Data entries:
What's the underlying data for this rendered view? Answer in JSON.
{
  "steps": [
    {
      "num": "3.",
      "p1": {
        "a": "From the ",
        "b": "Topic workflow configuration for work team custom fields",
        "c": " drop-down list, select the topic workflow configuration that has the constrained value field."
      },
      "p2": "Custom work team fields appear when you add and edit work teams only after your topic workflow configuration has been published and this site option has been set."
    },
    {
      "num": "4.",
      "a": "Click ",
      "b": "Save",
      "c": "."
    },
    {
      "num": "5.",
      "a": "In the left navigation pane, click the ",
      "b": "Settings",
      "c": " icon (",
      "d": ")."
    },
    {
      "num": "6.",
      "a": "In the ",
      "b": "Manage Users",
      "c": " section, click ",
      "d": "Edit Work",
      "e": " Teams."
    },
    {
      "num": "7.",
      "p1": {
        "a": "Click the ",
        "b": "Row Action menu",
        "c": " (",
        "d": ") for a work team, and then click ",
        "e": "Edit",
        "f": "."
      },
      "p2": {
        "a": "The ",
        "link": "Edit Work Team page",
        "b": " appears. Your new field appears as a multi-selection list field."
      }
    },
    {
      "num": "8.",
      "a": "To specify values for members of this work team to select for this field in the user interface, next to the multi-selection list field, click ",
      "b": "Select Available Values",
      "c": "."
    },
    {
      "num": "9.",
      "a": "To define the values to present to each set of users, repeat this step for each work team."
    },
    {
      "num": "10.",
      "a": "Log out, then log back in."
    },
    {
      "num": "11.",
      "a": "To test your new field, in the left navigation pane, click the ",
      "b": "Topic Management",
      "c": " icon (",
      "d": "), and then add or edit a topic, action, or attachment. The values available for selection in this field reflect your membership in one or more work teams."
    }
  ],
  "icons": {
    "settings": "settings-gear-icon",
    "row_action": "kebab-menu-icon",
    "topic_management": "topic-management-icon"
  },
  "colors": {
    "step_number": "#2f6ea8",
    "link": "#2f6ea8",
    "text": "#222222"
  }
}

→ WHAT THIS TASK INVOLVES:
Work out how many lines in the records above contain the word "link", and give only that number.

→ REPLY TO THE EXERCISE:
2